_SHORT EXERCISE:_ In the records below, find each line containing the word "surtout" and copy it.
--- START ---
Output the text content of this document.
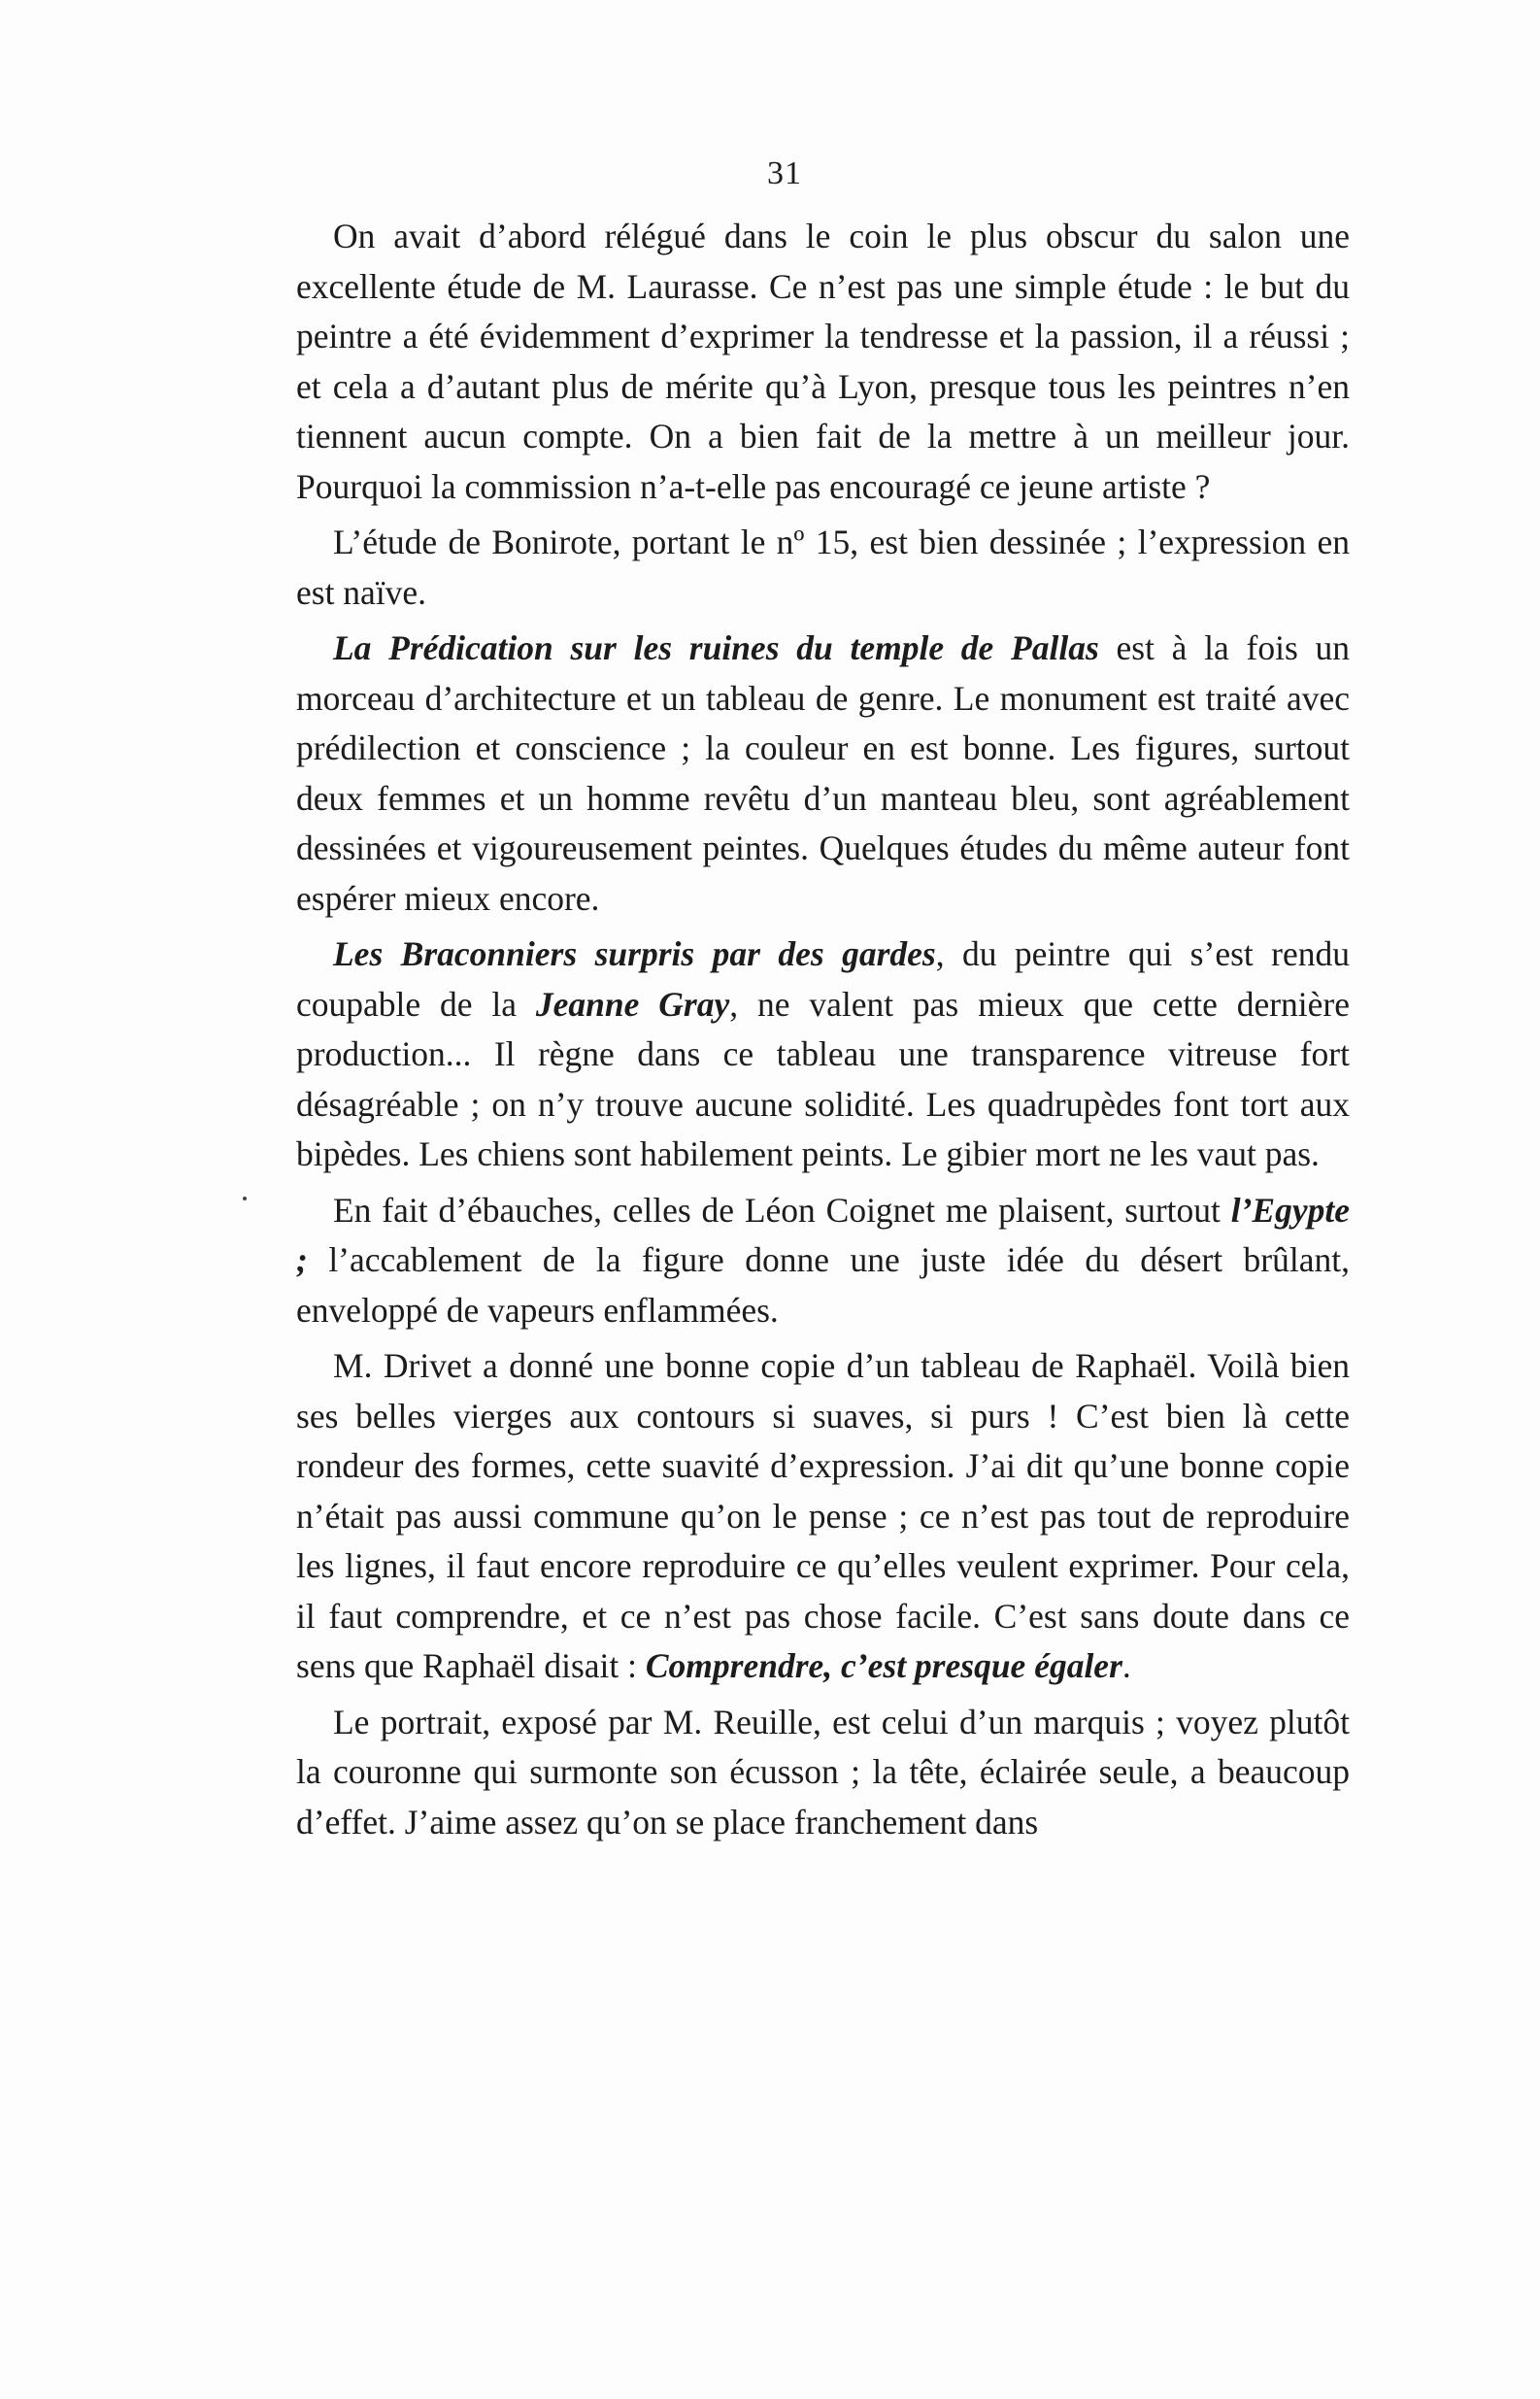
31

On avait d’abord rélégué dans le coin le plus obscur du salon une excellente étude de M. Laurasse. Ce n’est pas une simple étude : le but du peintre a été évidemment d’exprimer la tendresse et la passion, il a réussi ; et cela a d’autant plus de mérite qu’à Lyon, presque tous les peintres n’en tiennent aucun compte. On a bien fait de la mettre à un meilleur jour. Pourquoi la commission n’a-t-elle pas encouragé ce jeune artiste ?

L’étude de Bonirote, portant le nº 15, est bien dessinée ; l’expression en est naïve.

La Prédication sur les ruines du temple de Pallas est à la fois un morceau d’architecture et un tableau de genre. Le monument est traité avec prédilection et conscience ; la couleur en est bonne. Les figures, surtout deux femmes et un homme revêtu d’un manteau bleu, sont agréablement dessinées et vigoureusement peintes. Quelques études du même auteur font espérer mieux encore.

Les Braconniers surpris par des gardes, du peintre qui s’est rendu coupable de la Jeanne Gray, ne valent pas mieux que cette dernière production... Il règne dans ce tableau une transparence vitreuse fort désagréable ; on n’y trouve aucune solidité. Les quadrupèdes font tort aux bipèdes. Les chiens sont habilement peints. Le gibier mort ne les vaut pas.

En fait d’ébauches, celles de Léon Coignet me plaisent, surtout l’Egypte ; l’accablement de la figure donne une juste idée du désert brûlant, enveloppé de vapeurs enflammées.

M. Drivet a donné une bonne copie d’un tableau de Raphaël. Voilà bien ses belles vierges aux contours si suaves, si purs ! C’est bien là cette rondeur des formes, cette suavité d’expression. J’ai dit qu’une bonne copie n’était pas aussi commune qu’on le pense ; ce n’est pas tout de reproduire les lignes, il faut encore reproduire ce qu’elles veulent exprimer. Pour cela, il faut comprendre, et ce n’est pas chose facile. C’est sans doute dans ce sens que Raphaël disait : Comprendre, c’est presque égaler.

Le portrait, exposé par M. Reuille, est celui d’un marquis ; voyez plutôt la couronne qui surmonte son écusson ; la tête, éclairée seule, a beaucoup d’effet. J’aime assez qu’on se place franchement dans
--- END ---
--- START ---
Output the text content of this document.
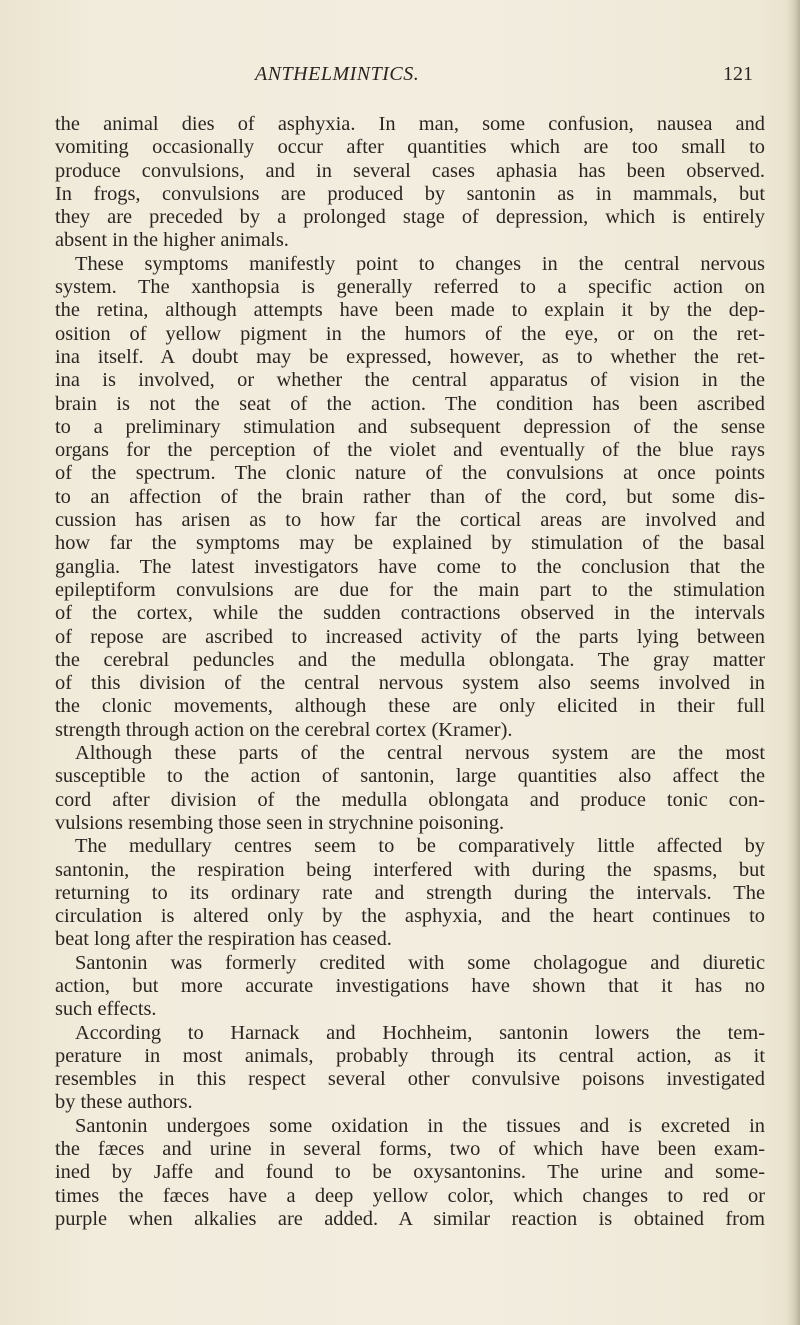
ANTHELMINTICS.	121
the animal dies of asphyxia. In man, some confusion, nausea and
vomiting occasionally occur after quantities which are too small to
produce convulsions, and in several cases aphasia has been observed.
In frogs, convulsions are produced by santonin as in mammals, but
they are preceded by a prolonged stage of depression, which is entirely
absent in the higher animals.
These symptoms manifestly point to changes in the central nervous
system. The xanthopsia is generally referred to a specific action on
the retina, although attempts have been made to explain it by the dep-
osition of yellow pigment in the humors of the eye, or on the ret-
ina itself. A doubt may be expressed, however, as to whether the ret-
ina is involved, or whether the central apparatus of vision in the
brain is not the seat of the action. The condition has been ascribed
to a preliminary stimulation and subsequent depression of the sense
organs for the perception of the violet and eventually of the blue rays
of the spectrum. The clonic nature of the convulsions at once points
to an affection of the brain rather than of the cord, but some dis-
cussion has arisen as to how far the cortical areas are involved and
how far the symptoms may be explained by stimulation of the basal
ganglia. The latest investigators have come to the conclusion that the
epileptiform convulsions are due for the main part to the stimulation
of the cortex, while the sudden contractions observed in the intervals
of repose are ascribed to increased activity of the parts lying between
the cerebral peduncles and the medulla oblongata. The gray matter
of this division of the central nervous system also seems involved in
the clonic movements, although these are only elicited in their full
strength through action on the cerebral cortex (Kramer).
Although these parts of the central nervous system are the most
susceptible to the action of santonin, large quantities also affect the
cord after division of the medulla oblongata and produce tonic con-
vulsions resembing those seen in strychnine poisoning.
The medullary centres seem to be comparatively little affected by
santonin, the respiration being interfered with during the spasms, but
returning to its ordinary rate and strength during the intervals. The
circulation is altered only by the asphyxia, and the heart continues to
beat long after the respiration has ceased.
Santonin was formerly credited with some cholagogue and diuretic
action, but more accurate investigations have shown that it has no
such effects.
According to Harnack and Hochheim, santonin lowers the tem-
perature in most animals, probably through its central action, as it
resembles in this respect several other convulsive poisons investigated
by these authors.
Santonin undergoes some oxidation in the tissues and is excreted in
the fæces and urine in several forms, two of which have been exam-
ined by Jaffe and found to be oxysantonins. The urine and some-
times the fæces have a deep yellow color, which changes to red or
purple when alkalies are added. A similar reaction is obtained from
--- END ---
--- START ---
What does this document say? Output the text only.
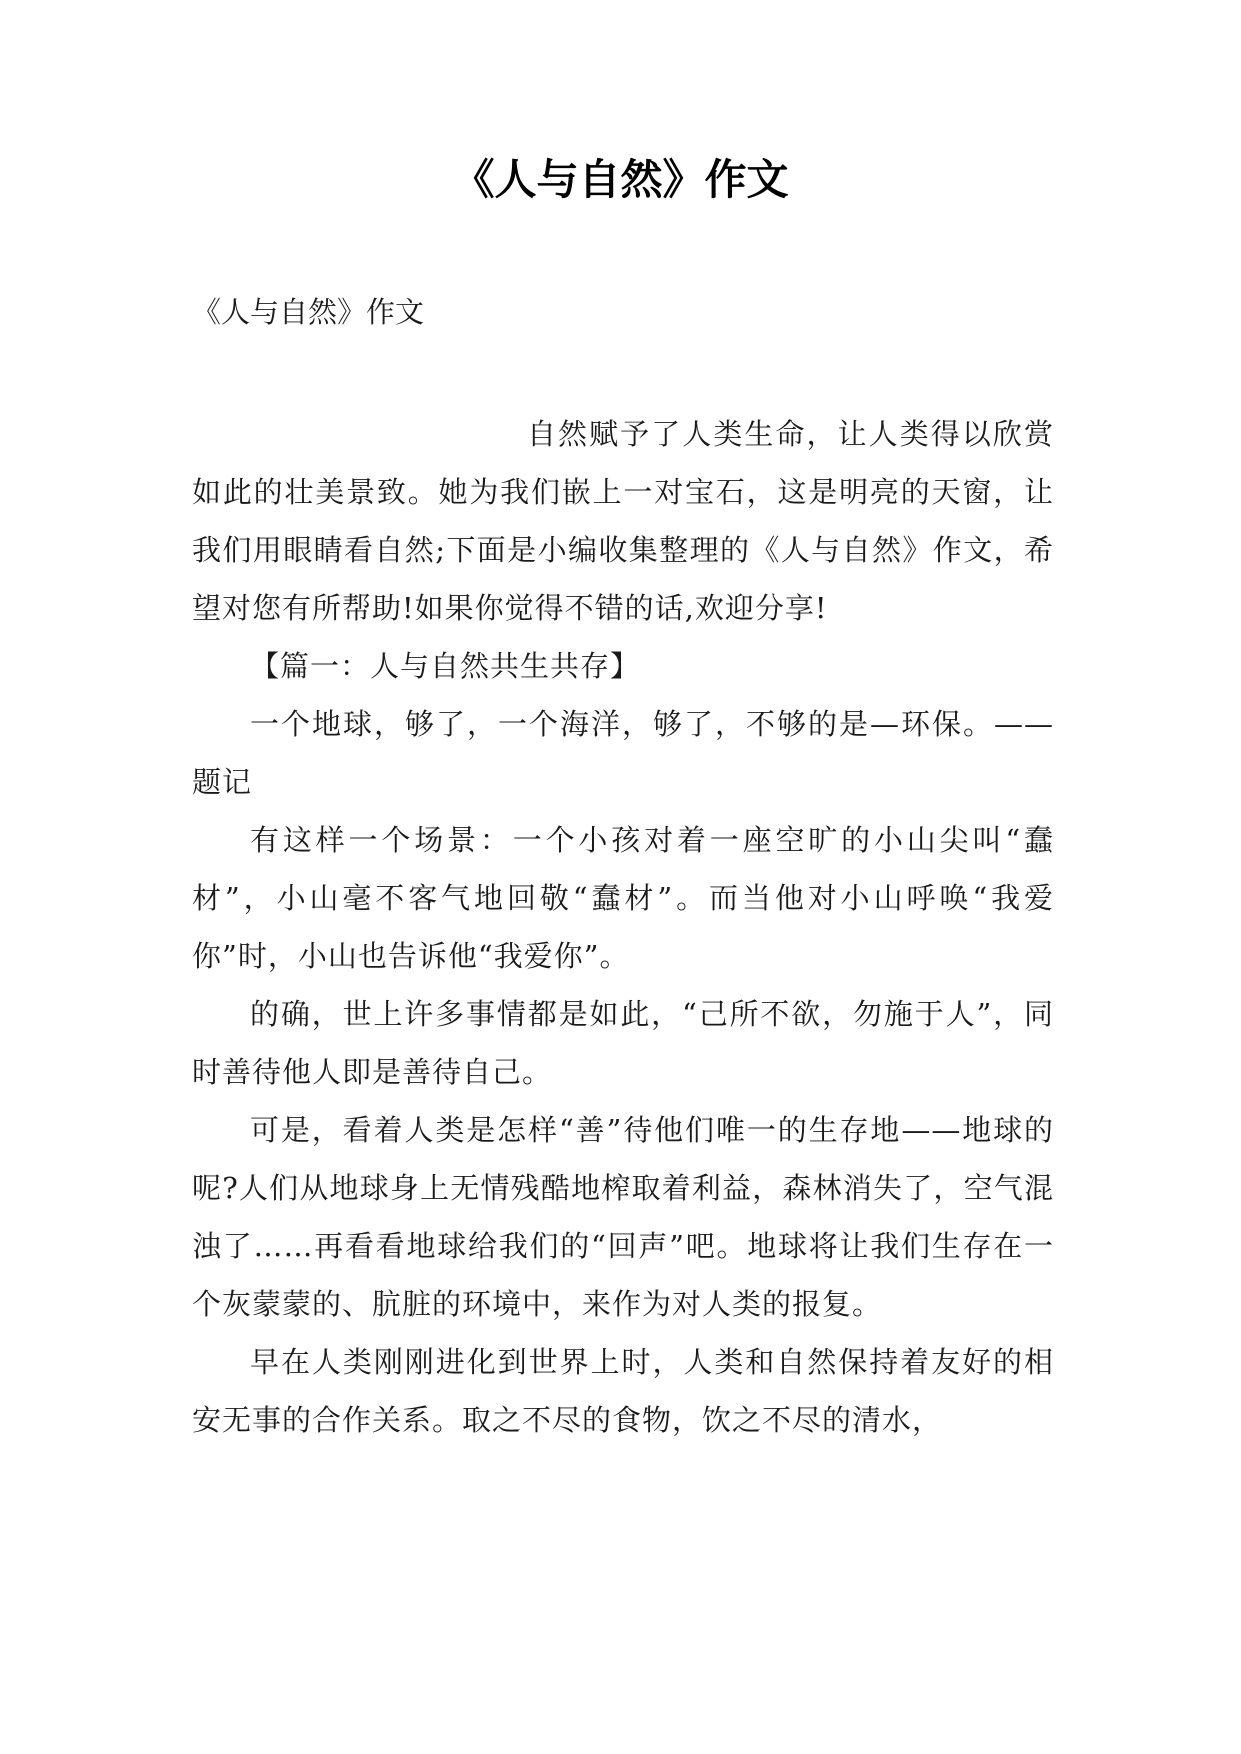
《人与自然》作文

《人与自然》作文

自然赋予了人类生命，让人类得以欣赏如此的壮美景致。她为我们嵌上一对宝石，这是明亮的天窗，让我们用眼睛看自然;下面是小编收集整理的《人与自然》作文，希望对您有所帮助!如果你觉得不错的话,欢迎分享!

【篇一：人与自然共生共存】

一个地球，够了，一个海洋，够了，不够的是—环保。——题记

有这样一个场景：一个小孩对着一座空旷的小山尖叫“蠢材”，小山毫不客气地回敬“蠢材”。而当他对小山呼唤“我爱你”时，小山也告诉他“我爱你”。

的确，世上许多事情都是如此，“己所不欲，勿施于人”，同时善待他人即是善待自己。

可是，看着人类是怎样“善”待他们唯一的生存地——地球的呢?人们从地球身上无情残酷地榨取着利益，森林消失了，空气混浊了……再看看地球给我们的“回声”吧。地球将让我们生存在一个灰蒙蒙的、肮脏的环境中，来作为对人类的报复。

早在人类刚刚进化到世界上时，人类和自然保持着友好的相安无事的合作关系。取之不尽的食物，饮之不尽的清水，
--- END ---
_SOLUTION:_
La Prédication sur les ruines du temple de Pallas est à la fois un morceau d’architecture et un tableau de genre. Le monument est traité avec prédilection et conscience ; la couleur en est bonne. Les figures, surtout deux femmes et un homme revêtu d’un manteau bleu, sont agréablement dessinées et vigoureusement peintes. Quelques études du même auteur font espérer mieux encore.
En fait d’ébauches, celles de Léon Coignet me plaisent, surtout l’Egypte ; l’accablement de la figure donne une juste idée du désert brûlant, enveloppé de vapeurs enflammées.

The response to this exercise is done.